EXERCISE DESCRIPTION: Return the complete listing that follows, with each line reproduced exactly.

---- DATA SUPPLIED

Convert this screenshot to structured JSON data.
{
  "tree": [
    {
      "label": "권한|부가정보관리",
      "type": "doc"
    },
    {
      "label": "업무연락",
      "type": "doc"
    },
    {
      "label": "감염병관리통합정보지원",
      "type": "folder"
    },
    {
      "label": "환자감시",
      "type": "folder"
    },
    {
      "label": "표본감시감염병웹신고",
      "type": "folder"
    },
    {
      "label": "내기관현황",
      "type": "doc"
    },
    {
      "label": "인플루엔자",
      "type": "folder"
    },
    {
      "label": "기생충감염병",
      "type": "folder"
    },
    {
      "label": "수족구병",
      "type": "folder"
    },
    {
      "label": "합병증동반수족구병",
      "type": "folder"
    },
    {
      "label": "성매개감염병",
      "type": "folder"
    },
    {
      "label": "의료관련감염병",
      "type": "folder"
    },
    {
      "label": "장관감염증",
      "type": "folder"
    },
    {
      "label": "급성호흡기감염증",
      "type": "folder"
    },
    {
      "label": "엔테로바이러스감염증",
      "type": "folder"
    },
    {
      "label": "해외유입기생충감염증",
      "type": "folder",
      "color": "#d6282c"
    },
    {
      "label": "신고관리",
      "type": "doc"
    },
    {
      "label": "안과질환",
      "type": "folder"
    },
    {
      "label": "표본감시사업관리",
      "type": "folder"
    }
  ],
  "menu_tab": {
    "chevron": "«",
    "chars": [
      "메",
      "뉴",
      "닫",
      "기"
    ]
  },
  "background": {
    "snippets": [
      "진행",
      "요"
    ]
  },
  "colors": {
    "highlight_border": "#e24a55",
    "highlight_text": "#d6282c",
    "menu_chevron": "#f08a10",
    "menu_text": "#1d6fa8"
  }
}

--------

RESPONSE:
Convert this screenshot to structured JSON data.
{
  "tree": [
    {
      "label": "권한|부가정보관리",
      "type": "doc"
    },
    {
      "label": "업무연락",
      "type": "doc"
    },
    {
      "label": "감염병관리통합정보지원",
      "type": "folder"
    },
    {
      "label": "환자감시",
      "type": "folder"
    },
    {
      "label": "표본감시감염병웹신고",
      "type": "folder"
    },
    {
      "label": "내기관현황",
      "type": "doc"
    },
    {
      "label": "인플루엔자",
      "type": "folder"
    },
    {
      "label": "기생충감염병",
      "type": "folder"
    },
    {
      "label": "수족구병",
      "type": "folder"
    },
    {
      "label": "합병증동반수족구병",
      "type": "folder"
    },
    {
      "label": "성매개감염병",
      "type": "folder"
    },
    {
      "label": "의료관련감염병",
      "type": "folder"
    },
    {
      "label": "장관감염증",
      "type": "folder"
    },
    {
      "label": "급성호흡기감염증",
      "type": "folder"
    },
    {
      "label": "엔테로바이러스감염증",
      "type": "folder"
    },
    {
      "label": "해외유입기생충감염증",
      "type": "folder",
      "color": "#d6282c"
    },
    {
      "label": "신고관리",
      "type": "doc"
    },
    {
      "label": "안과질환",
      "type": "folder"
    },
    {
      "label": "표본감시사업관리",
      "type": "folder"
    }
  ],
  "menu_tab": {
    "chevron": "«",
    "chars": [
      "메",
      "뉴",
      "닫",
      "기"
    ]
  },
  "background": {
    "snippets": [
      "진행",
      "요"
    ]
  },
  "colors": {
    "highlight_border": "#e24a55",
    "highlight_text": "#d6282c",
    "menu_chevron": "#f08a10",
    "menu_text": "#1d6fa8"
  }
}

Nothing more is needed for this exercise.